"""

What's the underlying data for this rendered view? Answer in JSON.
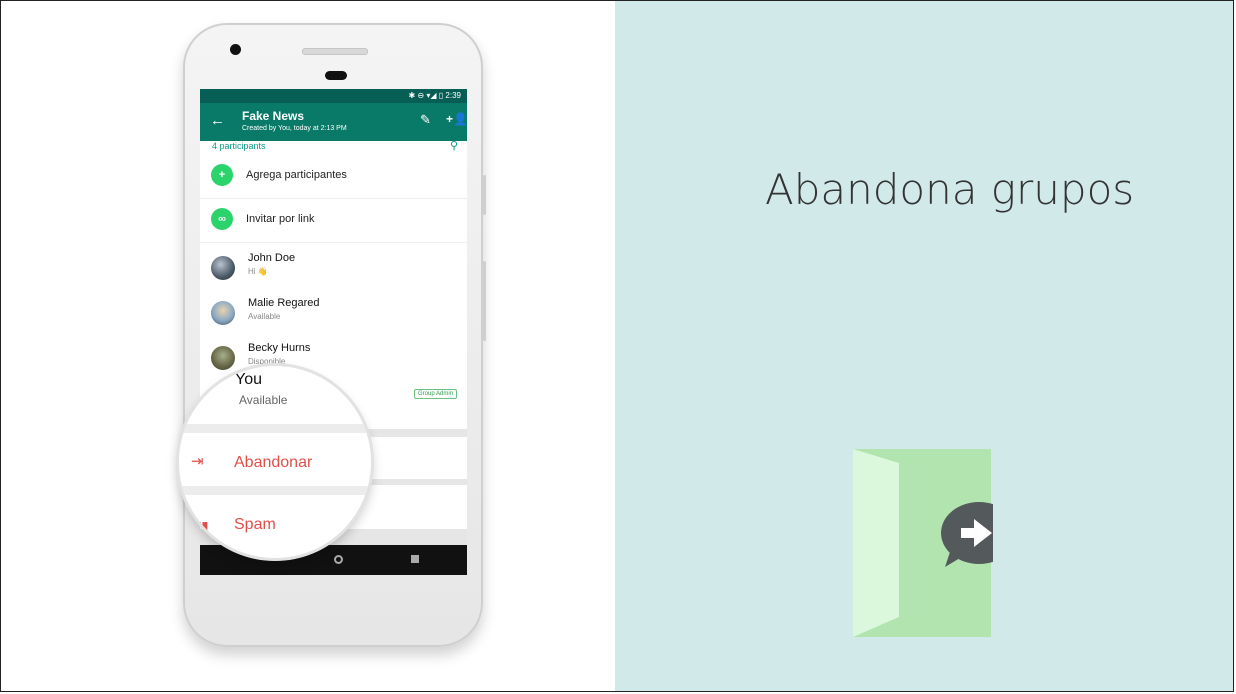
{
  "slide": {
    "heading": "Abandona grupos"
  },
  "phone": {
    "status_time": "2:39",
    "group_title": "Fake News",
    "group_subtitle": "Created by You, today at 2:13 PM",
    "participants_count": "4 participants",
    "actions": [
      {
        "label": "Agrega participantes",
        "icon": "add-person-icon"
      },
      {
        "label": "Invitar por link",
        "icon": "link-icon"
      }
    ],
    "contacts": [
      {
        "name": "John Doe",
        "status": "Hi 👋"
      },
      {
        "name": "Malie Regared",
        "status": "Available"
      },
      {
        "name": "Becky Hurns",
        "status": "Disponible"
      }
    ],
    "you": {
      "name": "You",
      "status": "Available",
      "badge": "Group Admin"
    },
    "leave_label": "Abandonar",
    "spam_label": "Spam"
  },
  "colors": {
    "whatsapp_dark": "#075e54",
    "whatsapp_header": "#0a7a68",
    "accent_green": "#2bd46a",
    "danger": "#e0504a",
    "right_panel": "#d2e9ea"
  }
}
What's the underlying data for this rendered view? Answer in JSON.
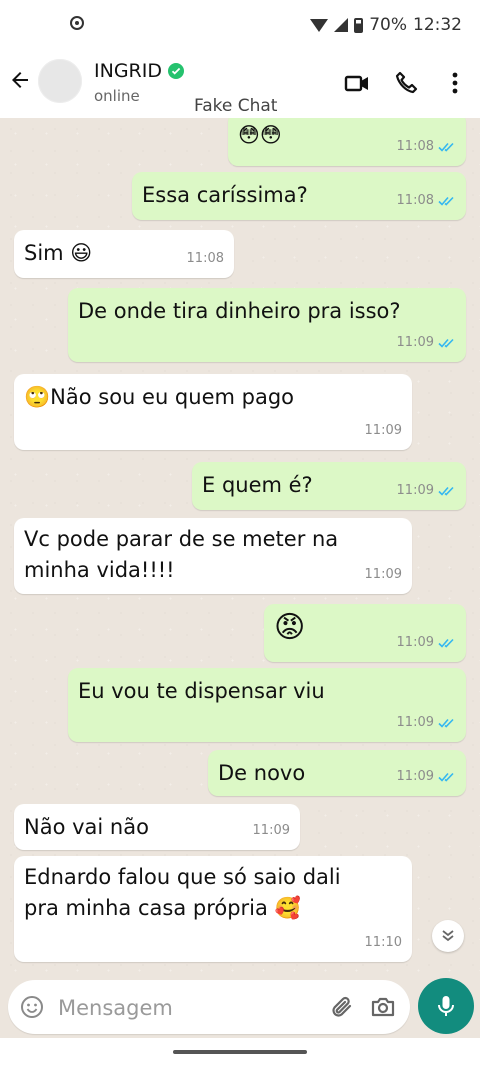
{
  "status_bar": {
    "battery": "70%",
    "time": "12:32"
  },
  "header": {
    "contact_name": "INGRID",
    "contact_status": "online",
    "watermark": "Fake Chat"
  },
  "messages": [
    {
      "dir": "out",
      "text": "😳😳",
      "time": "11:08",
      "read": true
    },
    {
      "dir": "out",
      "text": "Essa caríssima?",
      "time": "11:08",
      "read": true
    },
    {
      "dir": "in",
      "text": "Sim 😃",
      "time": "11:08"
    },
    {
      "dir": "out",
      "text": "De onde tira dinheiro pra isso?",
      "time": "11:09",
      "read": true
    },
    {
      "dir": "in",
      "text": "🙄Não sou eu quem pago",
      "time": "11:09"
    },
    {
      "dir": "out",
      "text": "E quem é?",
      "time": "11:09",
      "read": true
    },
    {
      "dir": "in",
      "text_line1": "Vc pode parar de se meter na",
      "text_line2": "minha vida!!!!",
      "time": "11:09"
    },
    {
      "dir": "out",
      "text": "😡",
      "time": "11:09",
      "read": true
    },
    {
      "dir": "out",
      "text": "Eu vou te dispensar viu",
      "time": "11:09",
      "read": true
    },
    {
      "dir": "out",
      "text": "De novo",
      "time": "11:09",
      "read": true
    },
    {
      "dir": "in",
      "text": "Não vai não",
      "time": "11:09"
    },
    {
      "dir": "in",
      "text_line1": "Ednardo falou que só saio dali",
      "text_line2": "pra minha casa própria 🥰",
      "time": "11:10"
    }
  ],
  "composer": {
    "placeholder": "Mensagem",
    "value": ""
  },
  "colors": {
    "outgoing_bubble": "#dcf8c6",
    "incoming_bubble": "#ffffff",
    "chat_background": "#ece5dd",
    "accent": "#128c7e",
    "read_ticks": "#34b7f1",
    "verified": "#25c26e"
  },
  "icons": [
    "back-arrow-icon",
    "verified-icon",
    "video-call-icon",
    "phone-icon",
    "more-vert-icon",
    "emoji-icon",
    "attach-icon",
    "camera-icon",
    "mic-icon",
    "scroll-down-icon",
    "double-check-icon"
  ]
}
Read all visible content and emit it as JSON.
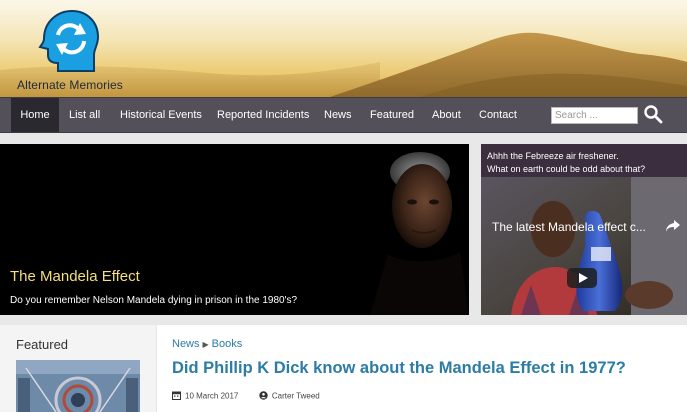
{
  "site": {
    "logo_icon": "sync-head-icon",
    "name": "Alternate Memories"
  },
  "nav": {
    "items": [
      {
        "label": "Home",
        "active": true
      },
      {
        "label": "List all"
      },
      {
        "label": "Historical Events"
      },
      {
        "label": "Reported Incidents"
      },
      {
        "label": "News"
      },
      {
        "label": "Featured"
      },
      {
        "label": "About"
      },
      {
        "label": "Contact"
      }
    ],
    "search_placeholder": "Search ...",
    "search_icon": "search-icon"
  },
  "hero": {
    "title": "The Mandela Effect",
    "subtitle": "Do you remember Nelson Mandela dying in prison in the 1980's?"
  },
  "side": {
    "caption_line1": "Ahhh the Febreeze air freshener.",
    "caption_line2": "What on earth could be odd about that?",
    "video_title": "The latest Mandela effect c...",
    "share_icon": "share-icon",
    "play_icon": "play-icon"
  },
  "featured": {
    "label": "Featured"
  },
  "article": {
    "category1": "News",
    "category2": "Books",
    "title": "Did Phillip K Dick know about the Mandela Effect in 1977?",
    "date": "10 March 2017",
    "author": "Carter Tweed"
  },
  "colors": {
    "nav_bg": "#54505a",
    "nav_active": "#2b2930",
    "link": "#2c7ca5",
    "hero_title": "#f4df7a",
    "logo_blue": "#1aa0e0"
  }
}
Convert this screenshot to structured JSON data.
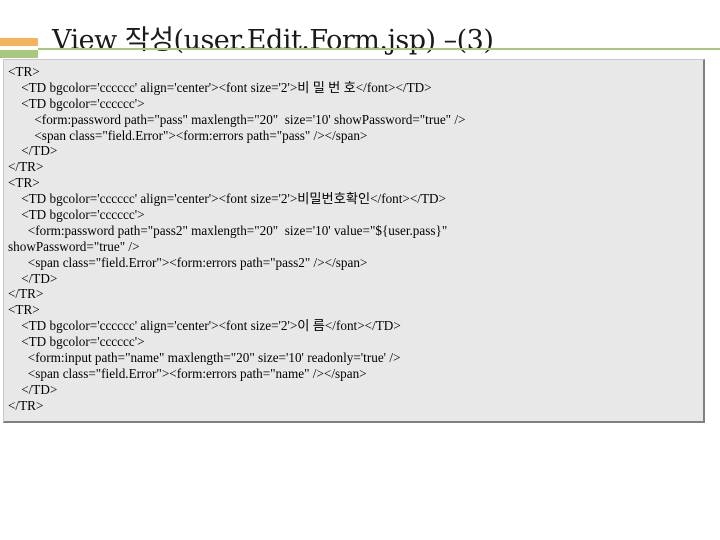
{
  "slide": {
    "title_prefix": "View ",
    "title_korean": "작성",
    "title_code": "(user.Edit.Form.jsp) –(3)"
  },
  "code_lines": [
    "<TR>",
    "    <TD bgcolor='cccccc' align='center'><font size='2'>비 밀 번 호</font></TD>",
    "    <TD bgcolor='cccccc'>",
    "        <form:password path=\"pass\" maxlength=\"20\"  size='10' showPassword=\"true\" />",
    "        <span class=\"field.Error\"><form:errors path=\"pass\" /></span>",
    "    </TD>",
    "</TR>",
    "<TR>",
    "    <TD bgcolor='cccccc' align='center'><font size='2'>비밀번호확인</font></TD>",
    "    <TD bgcolor='cccccc'>",
    "      <form:password path=\"pass2\" maxlength=\"20\"  size='10' value=\"${user.pass}\"",
    "showPassword=\"true\" />",
    "      <span class=\"field.Error\"><form:errors path=\"pass2\" /></span>",
    "    </TD>",
    "</TR>",
    "<TR>",
    "    <TD bgcolor='cccccc' align='center'><font size='2'>이 름</font></TD>",
    "    <TD bgcolor='cccccc'>",
    "      <form:input path=\"name\" maxlength=\"20\" size='10' readonly='true' />",
    "      <span class=\"field.Error\"><form:errors path=\"name\" /></span>",
    "    </TD>",
    "</TR>"
  ],
  "colors": {
    "accent_orange": "#f5b35c",
    "accent_green": "#a7c97f",
    "panel_background": "#e8e8e8"
  }
}
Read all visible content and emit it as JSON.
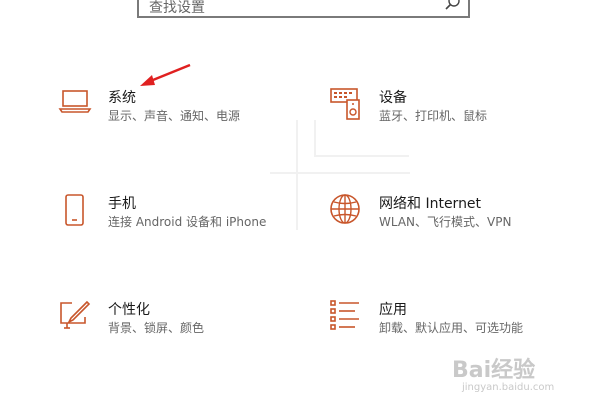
{
  "search": {
    "placeholder": "查找设置"
  },
  "tiles": [
    {
      "title": "系统",
      "desc": "显示、声音、通知、电源",
      "icon": "laptop-icon"
    },
    {
      "title": "设备",
      "desc": "蓝牙、打印机、鼠标",
      "icon": "devices-icon"
    },
    {
      "title": "手机",
      "desc": "连接 Android 设备和 iPhone",
      "icon": "phone-icon"
    },
    {
      "title": "网络和 Internet",
      "desc": "WLAN、飞行模式、VPN",
      "icon": "globe-icon"
    },
    {
      "title": "个性化",
      "desc": "背景、锁屏、颜色",
      "icon": "personalization-icon"
    },
    {
      "title": "应用",
      "desc": "卸载、默认应用、可选功能",
      "icon": "apps-icon"
    }
  ],
  "colors": {
    "accent": "#c8562b",
    "arrow": "#e02020"
  },
  "watermark": {
    "main": "Bai经验",
    "sub": "jingyan.baidu.com"
  }
}
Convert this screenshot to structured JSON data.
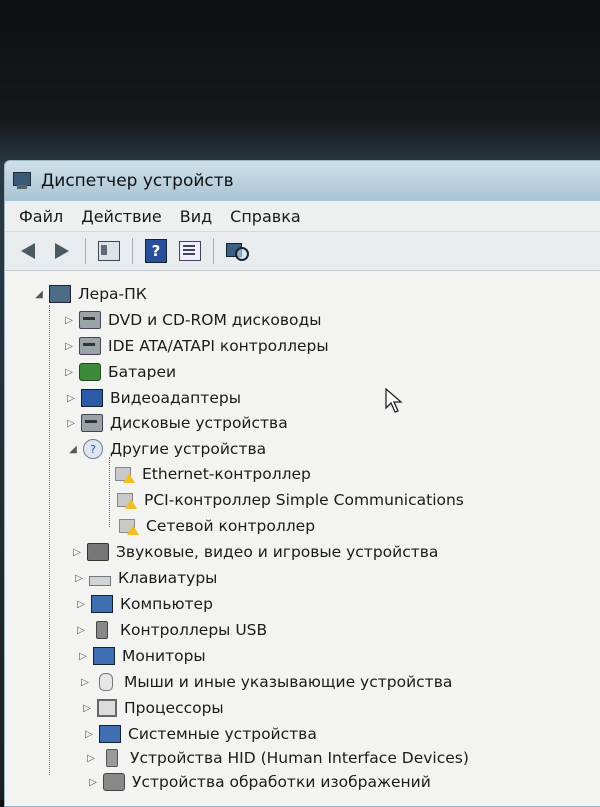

"""

## Work to do
Output a faithful copy of the data, with each picture left out.

## Task answer
What's the underlying data for this rendered view? Answer in JSON.
{
  "slide": {
    "heading": "Abandona grupos"
  },
  "phone": {
    "status_time": "2:39",
    "group_title": "Fake News",
    "group_subtitle": "Created by You, today at 2:13 PM",
    "participants_count": "4 participants",
    "actions": [
      {
        "label": "Agrega participantes",
        "icon": "add-person-icon"
      },
      {
        "label": "Invitar por link",
        "icon": "link-icon"
      }
    ],
    "contacts": [
      {
        "name": "John Doe",
        "status": "Hi 👋"
      },
      {
        "name": "Malie Regared",
        "status": "Available"
      },
      {
        "name": "Becky Hurns",
        "status": "Disponible"
      }
    ],
    "you": {
      "name": "You",
      "status": "Available",
      "badge": "Group Admin"
    },
    "leave_label": "Abandonar",
    "spam_label": "Spam"
  },
  "colors": {
    "whatsapp_dark": "#075e54",
    "whatsapp_header": "#0a7a68",
    "accent_green": "#2bd46a",
    "danger": "#e0504a",
    "right_panel": "#d2e9ea"
  }
}
What's the underlying data for this rendered view? Answer in JSON.
{
  "status_bar": {
    "battery": "70%",
    "time": "12:32"
  },
  "header": {
    "contact_name": "INGRID",
    "contact_status": "online",
    "watermark": "Fake Chat"
  },
  "messages": [
    {
      "dir": "out",
      "text": "😳😳",
      "time": "11:08",
      "read": true
    },
    {
      "dir": "out",
      "text": "Essa caríssima?",
      "time": "11:08",
      "read": true
    },
    {
      "dir": "in",
      "text": "Sim 😃",
      "time": "11:08"
    },
    {
      "dir": "out",
      "text": "De onde tira dinheiro pra isso?",
      "time": "11:09",
      "read": true
    },
    {
      "dir": "in",
      "text": "🙄Não sou eu quem pago",
      "time": "11:09"
    },
    {
      "dir": "out",
      "text": "E quem é?",
      "time": "11:09",
      "read": true
    },
    {
      "dir": "in",
      "text_line1": "Vc pode parar de se meter na",
      "text_line2": "minha vida!!!!",
      "time": "11:09"
    },
    {
      "dir": "out",
      "text": "😡",
      "time": "11:09",
      "read": true
    },
    {
      "dir": "out",
      "text": "Eu vou te dispensar viu",
      "time": "11:09",
      "read": true
    },
    {
      "dir": "out",
      "text": "De novo",
      "time": "11:09",
      "read": true
    },
    {
      "dir": "in",
      "text": "Não vai não",
      "time": "11:09"
    },
    {
      "dir": "in",
      "text_line1": "Ednardo falou que só saio dali",
      "text_line2": "pra minha casa própria 🥰",
      "time": "11:10"
    }
  ],
  "composer": {
    "placeholder": "Mensagem",
    "value": ""
  },
  "colors": {
    "outgoing_bubble": "#dcf8c6",
    "incoming_bubble": "#ffffff",
    "chat_background": "#ece5dd",
    "accent": "#128c7e",
    "read_ticks": "#34b7f1",
    "verified": "#25c26e"
  },
  "icons": [
    "back-arrow-icon",
    "verified-icon",
    "video-call-icon",
    "phone-icon",
    "more-vert-icon",
    "emoji-icon",
    "attach-icon",
    "camera-icon",
    "mic-icon",
    "scroll-down-icon",
    "double-check-icon"
  ]
}
Read all visible content and emit it as JSON.
{
  "site": {
    "logo_icon": "sync-head-icon",
    "name": "Alternate Memories"
  },
  "nav": {
    "items": [
      {
        "label": "Home",
        "active": true
      },
      {
        "label": "List all"
      },
      {
        "label": "Historical Events"
      },
      {
        "label": "Reported Incidents"
      },
      {
        "label": "News"
      },
      {
        "label": "Featured"
      },
      {
        "label": "About"
      },
      {
        "label": "Contact"
      }
    ],
    "search_placeholder": "Search ...",
    "search_icon": "search-icon"
  },
  "hero": {
    "title": "The Mandela Effect",
    "subtitle": "Do you remember Nelson Mandela dying in prison in the 1980's?"
  },
  "side": {
    "caption_line1": "Ahhh the Febreeze air freshener.",
    "caption_line2": "What on earth could be odd about that?",
    "video_title": "The latest Mandela effect c...",
    "share_icon": "share-icon",
    "play_icon": "play-icon"
  },
  "featured": {
    "label": "Featured"
  },
  "article": {
    "category1": "News",
    "category2": "Books",
    "title": "Did Phillip K Dick know about the Mandela Effect in 1977?",
    "date": "10 March 2017",
    "author": "Carter Tweed"
  },
  "colors": {
    "nav_bg": "#54505a",
    "nav_active": "#2b2930",
    "link": "#2c7ca5",
    "hero_title": "#f4df7a",
    "logo_blue": "#1aa0e0"
  }
}
Convert this screenshot to structured JSON data.
{
  "slide": {
    "title_prefix": "View ",
    "title_korean": "작성",
    "title_code": "(user.Edit.Form.jsp) –(3)"
  },
  "code_lines": [
    "<TR>",
    "    <TD bgcolor='cccccc' align='center'><font size='2'>비 밀 번 호</font></TD>",
    "    <TD bgcolor='cccccc'>",
    "        <form:password path=\"pass\" maxlength=\"20\"  size='10' showPassword=\"true\" />",
    "        <span class=\"field.Error\"><form:errors path=\"pass\" /></span>",
    "    </TD>",
    "</TR>",
    "<TR>",
    "    <TD bgcolor='cccccc' align='center'><font size='2'>비밀번호확인</font></TD>",
    "    <TD bgcolor='cccccc'>",
    "      <form:password path=\"pass2\" maxlength=\"20\"  size='10' value=\"${user.pass}\"",
    "showPassword=\"true\" />",
    "      <span class=\"field.Error\"><form:errors path=\"pass2\" /></span>",
    "    </TD>",
    "</TR>",
    "<TR>",
    "    <TD bgcolor='cccccc' align='center'><font size='2'>이 름</font></TD>",
    "    <TD bgcolor='cccccc'>",
    "      <form:input path=\"name\" maxlength=\"20\" size='10' readonly='true' />",
    "      <span class=\"field.Error\"><form:errors path=\"name\" /></span>",
    "    </TD>",
    "</TR>"
  ],
  "colors": {
    "accent_orange": "#f5b35c",
    "accent_green": "#a7c97f",
    "panel_background": "#e8e8e8"
  }
}
Read all visible content and emit it as JSON.
{
  "search": {
    "placeholder": "查找设置"
  },
  "tiles": [
    {
      "title": "系统",
      "desc": "显示、声音、通知、电源",
      "icon": "laptop-icon"
    },
    {
      "title": "设备",
      "desc": "蓝牙、打印机、鼠标",
      "icon": "devices-icon"
    },
    {
      "title": "手机",
      "desc": "连接 Android 设备和 iPhone",
      "icon": "phone-icon"
    },
    {
      "title": "网络和 Internet",
      "desc": "WLAN、飞行模式、VPN",
      "icon": "globe-icon"
    },
    {
      "title": "个性化",
      "desc": "背景、锁屏、颜色",
      "icon": "personalization-icon"
    },
    {
      "title": "应用",
      "desc": "卸载、默认应用、可选功能",
      "icon": "apps-icon"
    }
  ],
  "colors": {
    "accent": "#c8562b",
    "arrow": "#e02020"
  },
  "watermark": {
    "main": "Bai经验",
    "sub": "jingyan.baidu.com"
  }
}
Convert this screenshot to structured JSON data.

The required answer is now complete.